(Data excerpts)
────────

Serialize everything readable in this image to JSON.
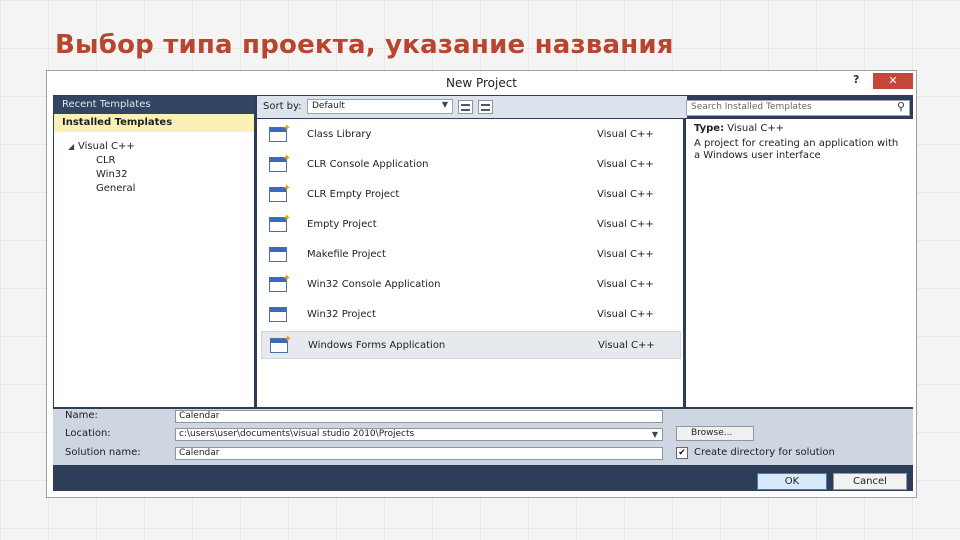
{
  "slide": {
    "title": "Выбор типа проекта, указание названия"
  },
  "dialog": {
    "title": "New Project",
    "help_label": "?",
    "close_label": "✕",
    "sidebar": {
      "recent": "Recent Templates",
      "installed": "Installed Templates",
      "tree": {
        "root": "Visual C++",
        "children": [
          "CLR",
          "Win32",
          "General"
        ]
      }
    },
    "toolbar": {
      "sort_label": "Sort by:",
      "sort_value": "Default"
    },
    "search": {
      "placeholder": "Search Installed Templates"
    },
    "templates": [
      {
        "name": "Class Library",
        "lang": "Visual C++"
      },
      {
        "name": "CLR Console Application",
        "lang": "Visual C++"
      },
      {
        "name": "CLR Empty Project",
        "lang": "Visual C++"
      },
      {
        "name": "Empty Project",
        "lang": "Visual C++"
      },
      {
        "name": "Makefile Project",
        "lang": "Visual C++"
      },
      {
        "name": "Win32 Console Application",
        "lang": "Visual C++"
      },
      {
        "name": "Win32 Project",
        "lang": "Visual C++"
      },
      {
        "name": "Windows Forms Application",
        "lang": "Visual C++"
      }
    ],
    "selected_index": 7,
    "details": {
      "type_label": "Type:",
      "type_value": "Visual C++",
      "description": "A project for creating an application with a Windows user interface"
    },
    "form": {
      "name_label": "Name:",
      "name_value": "Calendar",
      "location_label": "Location:",
      "location_value": "c:\\users\\user\\documents\\visual studio 2010\\Projects",
      "solution_label": "Solution name:",
      "solution_value": "Calendar",
      "browse_label": "Browse...",
      "create_dir_label": "Create directory for solution",
      "create_dir_checked": true
    },
    "buttons": {
      "ok": "OK",
      "cancel": "Cancel"
    }
  }
}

────────

(EXERCISE INSTRUCTIONS) Leave the pictures out and copy the rest of the data exactly.

(CORRECT ANSWER)
Serialize everything readable in this image to JSON.
{
  "slide": {
    "title": "Выбор типа проекта, указание названия"
  },
  "dialog": {
    "title": "New Project",
    "help_label": "?",
    "close_label": "✕",
    "sidebar": {
      "recent": "Recent Templates",
      "installed": "Installed Templates",
      "tree": {
        "root": "Visual C++",
        "children": [
          "CLR",
          "Win32",
          "General"
        ]
      }
    },
    "toolbar": {
      "sort_label": "Sort by:",
      "sort_value": "Default"
    },
    "search": {
      "placeholder": "Search Installed Templates"
    },
    "templates": [
      {
        "name": "Class Library",
        "lang": "Visual C++"
      },
      {
        "name": "CLR Console Application",
        "lang": "Visual C++"
      },
      {
        "name": "CLR Empty Project",
        "lang": "Visual C++"
      },
      {
        "name": "Empty Project",
        "lang": "Visual C++"
      },
      {
        "name": "Makefile Project",
        "lang": "Visual C++"
      },
      {
        "name": "Win32 Console Application",
        "lang": "Visual C++"
      },
      {
        "name": "Win32 Project",
        "lang": "Visual C++"
      },
      {
        "name": "Windows Forms Application",
        "lang": "Visual C++"
      }
    ],
    "selected_index": 7,
    "details": {
      "type_label": "Type:",
      "type_value": "Visual C++",
      "description": "A project for creating an application with a Windows user interface"
    },
    "form": {
      "name_label": "Name:",
      "name_value": "Calendar",
      "location_label": "Location:",
      "location_value": "c:\\users\\user\\documents\\visual studio 2010\\Projects",
      "solution_label": "Solution name:",
      "solution_value": "Calendar",
      "browse_label": "Browse...",
      "create_dir_label": "Create directory for solution",
      "create_dir_checked": true
    },
    "buttons": {
      "ok": "OK",
      "cancel": "Cancel"
    }
  }
}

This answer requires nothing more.